#### [WHAT TO PRODUCE]
Make a verbatim copy of the entries below; pictures stay out.

Extracted data entries
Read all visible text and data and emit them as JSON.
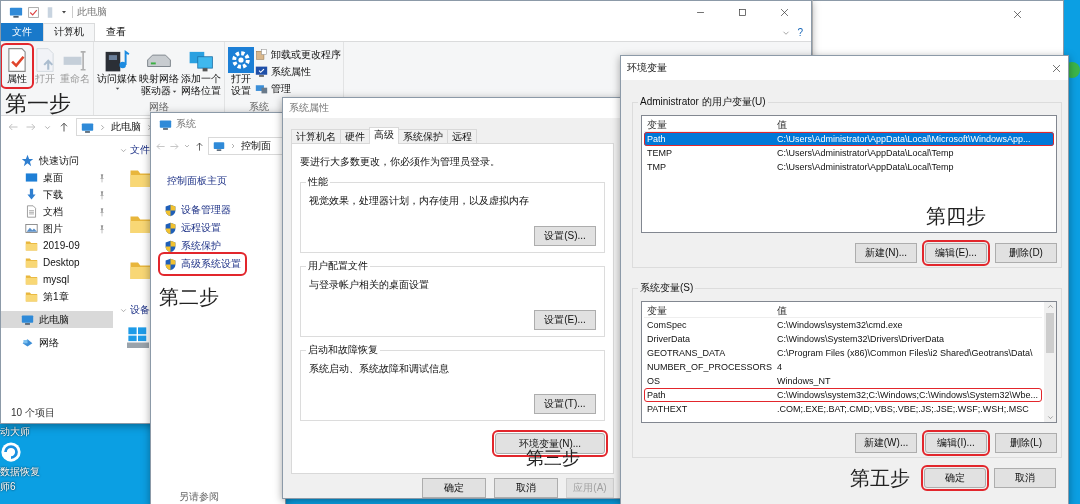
{
  "desktop": {
    "icon_labels": [
      {
        "text": "动大师"
      },
      {
        "text": "数据恢复"
      },
      {
        "text": "师6"
      }
    ]
  },
  "explorer": {
    "title": "此电脑",
    "step_label": "第一步",
    "help": "?",
    "tabs": [
      {
        "label": "文件",
        "kind": "menu",
        "selected": false
      },
      {
        "label": "计算机",
        "kind": "tab",
        "selected": true
      },
      {
        "label": "查看",
        "kind": "tab",
        "selected": false
      }
    ],
    "ribbon_groups": [
      {
        "items": [
          {
            "kind": "properties",
            "lines": [
              "属性"
            ],
            "disabled": false,
            "dropdown": false,
            "highlighted": true
          },
          {
            "kind": "open",
            "lines": [
              "打开"
            ],
            "disabled": true,
            "dropdown": false,
            "highlighted": false
          },
          {
            "kind": "rename",
            "lines": [
              "重命名"
            ],
            "disabled": true,
            "dropdown": false,
            "highlighted": false
          }
        ]
      },
      {
        "label": "网络",
        "items": [
          {
            "kind": "media",
            "lines": [
              "访问媒体"
            ],
            "disabled": false,
            "dropdown": true,
            "highlighted": false
          },
          {
            "kind": "drive",
            "lines": [
              "映射网络",
              "驱动器"
            ],
            "disabled": false,
            "dropdown": true,
            "highlighted": false
          },
          {
            "kind": "netloc",
            "lines": [
              "添加一个",
              "网络位置"
            ],
            "disabled": false,
            "dropdown": false,
            "highlighted": false
          }
        ]
      },
      {
        "label": "系统",
        "items": [
          {
            "kind": "settings",
            "lines": [
              "打开",
              "设置"
            ],
            "disabled": false,
            "dropdown": false,
            "highlighted": false
          }
        ],
        "small_items": [
          {
            "kind": "uninstall",
            "label": "卸载或更改程序"
          },
          {
            "kind": "sysprops",
            "label": "系统属性"
          },
          {
            "kind": "manage",
            "label": "管理"
          }
        ]
      }
    ],
    "address": [
      "此电脑"
    ],
    "sidebar": [
      {
        "label": "快速访问",
        "kind": "star",
        "pinned": false,
        "selected": false,
        "children": [
          {
            "label": "桌面",
            "kind": "desktop",
            "pinned": true,
            "selected": false
          },
          {
            "label": "下载",
            "kind": "download",
            "pinned": true,
            "selected": false
          },
          {
            "label": "文档",
            "kind": "document",
            "pinned": true,
            "selected": false
          },
          {
            "label": "图片",
            "kind": "picture",
            "pinned": true,
            "selected": false
          },
          {
            "label": "2019-09",
            "kind": "folder",
            "pinned": false,
            "selected": false
          },
          {
            "label": "Desktop",
            "kind": "folder",
            "pinned": false,
            "selected": false
          },
          {
            "label": "mysql",
            "kind": "folder",
            "pinned": false,
            "selected": false
          },
          {
            "label": "第1章",
            "kind": "folder",
            "pinned": false,
            "selected": false
          }
        ]
      },
      {
        "label": "此电脑",
        "kind": "pc",
        "pinned": false,
        "selected": true
      },
      {
        "label": "网络",
        "kind": "network",
        "pinned": false,
        "selected": false
      }
    ],
    "sections": [
      {
        "label": "文件"
      },
      {
        "label": "设备"
      }
    ],
    "status_bar": "10 个项目"
  },
  "system_window": {
    "title": "系统",
    "address": [
      "控制面"
    ],
    "home_link": "控制面板主页",
    "links": [
      {
        "label": "设备管理器",
        "highlighted": false
      },
      {
        "label": "远程设置",
        "highlighted": false
      },
      {
        "label": "系统保护",
        "highlighted": false
      },
      {
        "label": "高级系统设置",
        "highlighted": true
      }
    ],
    "step_label": "第二步",
    "see_also": "另请参阅"
  },
  "system_properties": {
    "title": "系统属性",
    "tabs": [
      {
        "label": "计算机名",
        "selected": false
      },
      {
        "label": "硬件",
        "selected": false
      },
      {
        "label": "高级",
        "selected": true
      },
      {
        "label": "系统保护",
        "selected": false
      },
      {
        "label": "远程",
        "selected": false
      }
    ],
    "notice": "要进行大多数更改，你必须作为管理员登录。",
    "groups": [
      {
        "title": "性能",
        "description": "视觉效果，处理器计划，内存使用，以及虚拟内存",
        "button": "设置(S)..."
      },
      {
        "title": "用户配置文件",
        "description": "与登录帐户相关的桌面设置",
        "button": "设置(E)..."
      },
      {
        "title": "启动和故障恢复",
        "description": "系统启动、系统故障和调试信息",
        "button": "设置(T)..."
      }
    ],
    "env_button": {
      "label": "环境变量(N)...",
      "highlighted": true
    },
    "step_label": "第三步",
    "footer_buttons": [
      {
        "label": "确定",
        "disabled": false
      },
      {
        "label": "取消",
        "disabled": false
      },
      {
        "label": "应用(A)",
        "disabled": true
      }
    ]
  },
  "environment_variables": {
    "title": "环境变量",
    "user_vars": {
      "label": "Administrator 的用户变量(U)",
      "columns": [
        "变量",
        "值"
      ],
      "rows": [
        {
          "name": "Path",
          "value": "C:\\Users\\Administrator\\AppData\\Local\\Microsoft\\WindowsApp...",
          "selected": true,
          "highlighted": true
        },
        {
          "name": "TEMP",
          "value": "C:\\Users\\Administrator\\AppData\\Local\\Temp",
          "selected": false,
          "highlighted": false
        },
        {
          "name": "TMP",
          "value": "C:\\Users\\Administrator\\AppData\\Local\\Temp",
          "selected": false,
          "highlighted": false
        }
      ],
      "buttons": [
        {
          "label": "新建(N)...",
          "highlighted": false
        },
        {
          "label": "编辑(E)...",
          "highlighted": true
        },
        {
          "label": "删除(D)",
          "highlighted": false
        }
      ],
      "step_label": "第四步"
    },
    "system_vars": {
      "label": "系统变量(S)",
      "columns": [
        "变量",
        "值"
      ],
      "rows": [
        {
          "name": "ComSpec",
          "value": "C:\\Windows\\system32\\cmd.exe",
          "selected": false,
          "highlighted": false
        },
        {
          "name": "DriverData",
          "value": "C:\\Windows\\System32\\Drivers\\DriverData",
          "selected": false,
          "highlighted": false
        },
        {
          "name": "GEOTRANS_DATA",
          "value": "C:\\Program Files (x86)\\Common Files\\i2 Shared\\Geotrans\\Data\\",
          "selected": false,
          "highlighted": false
        },
        {
          "name": "NUMBER_OF_PROCESSORS",
          "value": "4",
          "selected": false,
          "highlighted": false
        },
        {
          "name": "OS",
          "value": "Windows_NT",
          "selected": false,
          "highlighted": false
        },
        {
          "name": "Path",
          "value": "C:\\Windows\\system32;C:\\Windows;C:\\Windows\\System32\\Wbe...",
          "selected": false,
          "highlighted": true
        },
        {
          "name": "PATHEXT",
          "value": ".COM;.EXE;.BAT;.CMD;.VBS;.VBE;.JS;.JSE;.WSF;.WSH;.MSC",
          "selected": false,
          "highlighted": false
        }
      ],
      "buttons": [
        {
          "label": "新建(W)...",
          "highlighted": false
        },
        {
          "label": "编辑(I)...",
          "highlighted": true
        },
        {
          "label": "删除(L)",
          "highlighted": false
        }
      ]
    },
    "step_label": "第五步",
    "footer_buttons": [
      {
        "label": "确定",
        "highlighted": true
      },
      {
        "label": "取消",
        "highlighted": false
      }
    ]
  }
}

#### [TASK OUTPUT]
Read all visible text and data and emit them as JSON.
{
  "desktop": {
    "icon_labels": [
      {
        "text": "动大师"
      },
      {
        "text": "数据恢复"
      },
      {
        "text": "师6"
      }
    ]
  },
  "explorer": {
    "title": "此电脑",
    "step_label": "第一步",
    "help": "?",
    "tabs": [
      {
        "label": "文件",
        "kind": "menu",
        "selected": false
      },
      {
        "label": "计算机",
        "kind": "tab",
        "selected": true
      },
      {
        "label": "查看",
        "kind": "tab",
        "selected": false
      }
    ],
    "ribbon_groups": [
      {
        "items": [
          {
            "kind": "properties",
            "lines": [
              "属性"
            ],
            "disabled": false,
            "dropdown": false,
            "highlighted": true
          },
          {
            "kind": "open",
            "lines": [
              "打开"
            ],
            "disabled": true,
            "dropdown": false,
            "highlighted": false
          },
          {
            "kind": "rename",
            "lines": [
              "重命名"
            ],
            "disabled": true,
            "dropdown": false,
            "highlighted": false
          }
        ]
      },
      {
        "label": "网络",
        "items": [
          {
            "kind": "media",
            "lines": [
              "访问媒体"
            ],
            "disabled": false,
            "dropdown": true,
            "highlighted": false
          },
          {
            "kind": "drive",
            "lines": [
              "映射网络",
              "驱动器"
            ],
            "disabled": false,
            "dropdown": true,
            "highlighted": false
          },
          {
            "kind": "netloc",
            "lines": [
              "添加一个",
              "网络位置"
            ],
            "disabled": false,
            "dropdown": false,
            "highlighted": false
          }
        ]
      },
      {
        "label": "系统",
        "items": [
          {
            "kind": "settings",
            "lines": [
              "打开",
              "设置"
            ],
            "disabled": false,
            "dropdown": false,
            "highlighted": false
          }
        ],
        "small_items": [
          {
            "kind": "uninstall",
            "label": "卸载或更改程序"
          },
          {
            "kind": "sysprops",
            "label": "系统属性"
          },
          {
            "kind": "manage",
            "label": "管理"
          }
        ]
      }
    ],
    "address": [
      "此电脑"
    ],
    "sidebar": [
      {
        "label": "快速访问",
        "kind": "star",
        "pinned": false,
        "selected": false,
        "children": [
          {
            "label": "桌面",
            "kind": "desktop",
            "pinned": true,
            "selected": false
          },
          {
            "label": "下载",
            "kind": "download",
            "pinned": true,
            "selected": false
          },
          {
            "label": "文档",
            "kind": "document",
            "pinned": true,
            "selected": false
          },
          {
            "label": "图片",
            "kind": "picture",
            "pinned": true,
            "selected": false
          },
          {
            "label": "2019-09",
            "kind": "folder",
            "pinned": false,
            "selected": false
          },
          {
            "label": "Desktop",
            "kind": "folder",
            "pinned": false,
            "selected": false
          },
          {
            "label": "mysql",
            "kind": "folder",
            "pinned": false,
            "selected": false
          },
          {
            "label": "第1章",
            "kind": "folder",
            "pinned": false,
            "selected": false
          }
        ]
      },
      {
        "label": "此电脑",
        "kind": "pc",
        "pinned": false,
        "selected": true
      },
      {
        "label": "网络",
        "kind": "network",
        "pinned": false,
        "selected": false
      }
    ],
    "sections": [
      {
        "label": "文件"
      },
      {
        "label": "设备"
      }
    ],
    "status_bar": "10 个项目"
  },
  "system_window": {
    "title": "系统",
    "address": [
      "控制面"
    ],
    "home_link": "控制面板主页",
    "links": [
      {
        "label": "设备管理器",
        "highlighted": false
      },
      {
        "label": "远程设置",
        "highlighted": false
      },
      {
        "label": "系统保护",
        "highlighted": false
      },
      {
        "label": "高级系统设置",
        "highlighted": true
      }
    ],
    "step_label": "第二步",
    "see_also": "另请参阅"
  },
  "system_properties": {
    "title": "系统属性",
    "tabs": [
      {
        "label": "计算机名",
        "selected": false
      },
      {
        "label": "硬件",
        "selected": false
      },
      {
        "label": "高级",
        "selected": true
      },
      {
        "label": "系统保护",
        "selected": false
      },
      {
        "label": "远程",
        "selected": false
      }
    ],
    "notice": "要进行大多数更改，你必须作为管理员登录。",
    "groups": [
      {
        "title": "性能",
        "description": "视觉效果，处理器计划，内存使用，以及虚拟内存",
        "button": "设置(S)..."
      },
      {
        "title": "用户配置文件",
        "description": "与登录帐户相关的桌面设置",
        "button": "设置(E)..."
      },
      {
        "title": "启动和故障恢复",
        "description": "系统启动、系统故障和调试信息",
        "button": "设置(T)..."
      }
    ],
    "env_button": {
      "label": "环境变量(N)...",
      "highlighted": true
    },
    "step_label": "第三步",
    "footer_buttons": [
      {
        "label": "确定",
        "disabled": false
      },
      {
        "label": "取消",
        "disabled": false
      },
      {
        "label": "应用(A)",
        "disabled": true
      }
    ]
  },
  "environment_variables": {
    "title": "环境变量",
    "user_vars": {
      "label": "Administrator 的用户变量(U)",
      "columns": [
        "变量",
        "值"
      ],
      "rows": [
        {
          "name": "Path",
          "value": "C:\\Users\\Administrator\\AppData\\Local\\Microsoft\\WindowsApp...",
          "selected": true,
          "highlighted": true
        },
        {
          "name": "TEMP",
          "value": "C:\\Users\\Administrator\\AppData\\Local\\Temp",
          "selected": false,
          "highlighted": false
        },
        {
          "name": "TMP",
          "value": "C:\\Users\\Administrator\\AppData\\Local\\Temp",
          "selected": false,
          "highlighted": false
        }
      ],
      "buttons": [
        {
          "label": "新建(N)...",
          "highlighted": false
        },
        {
          "label": "编辑(E)...",
          "highlighted": true
        },
        {
          "label": "删除(D)",
          "highlighted": false
        }
      ],
      "step_label": "第四步"
    },
    "system_vars": {
      "label": "系统变量(S)",
      "columns": [
        "变量",
        "值"
      ],
      "rows": [
        {
          "name": "ComSpec",
          "value": "C:\\Windows\\system32\\cmd.exe",
          "selected": false,
          "highlighted": false
        },
        {
          "name": "DriverData",
          "value": "C:\\Windows\\System32\\Drivers\\DriverData",
          "selected": false,
          "highlighted": false
        },
        {
          "name": "GEOTRANS_DATA",
          "value": "C:\\Program Files (x86)\\Common Files\\i2 Shared\\Geotrans\\Data\\",
          "selected": false,
          "highlighted": false
        },
        {
          "name": "NUMBER_OF_PROCESSORS",
          "value": "4",
          "selected": false,
          "highlighted": false
        },
        {
          "name": "OS",
          "value": "Windows_NT",
          "selected": false,
          "highlighted": false
        },
        {
          "name": "Path",
          "value": "C:\\Windows\\system32;C:\\Windows;C:\\Windows\\System32\\Wbe...",
          "selected": false,
          "highlighted": true
        },
        {
          "name": "PATHEXT",
          "value": ".COM;.EXE;.BAT;.CMD;.VBS;.VBE;.JS;.JSE;.WSF;.WSH;.MSC",
          "selected": false,
          "highlighted": false
        }
      ],
      "buttons": [
        {
          "label": "新建(W)...",
          "highlighted": false
        },
        {
          "label": "编辑(I)...",
          "highlighted": true
        },
        {
          "label": "删除(L)",
          "highlighted": false
        }
      ]
    },
    "step_label": "第五步",
    "footer_buttons": [
      {
        "label": "确定",
        "highlighted": true
      },
      {
        "label": "取消",
        "highlighted": false
      }
    ]
  }
}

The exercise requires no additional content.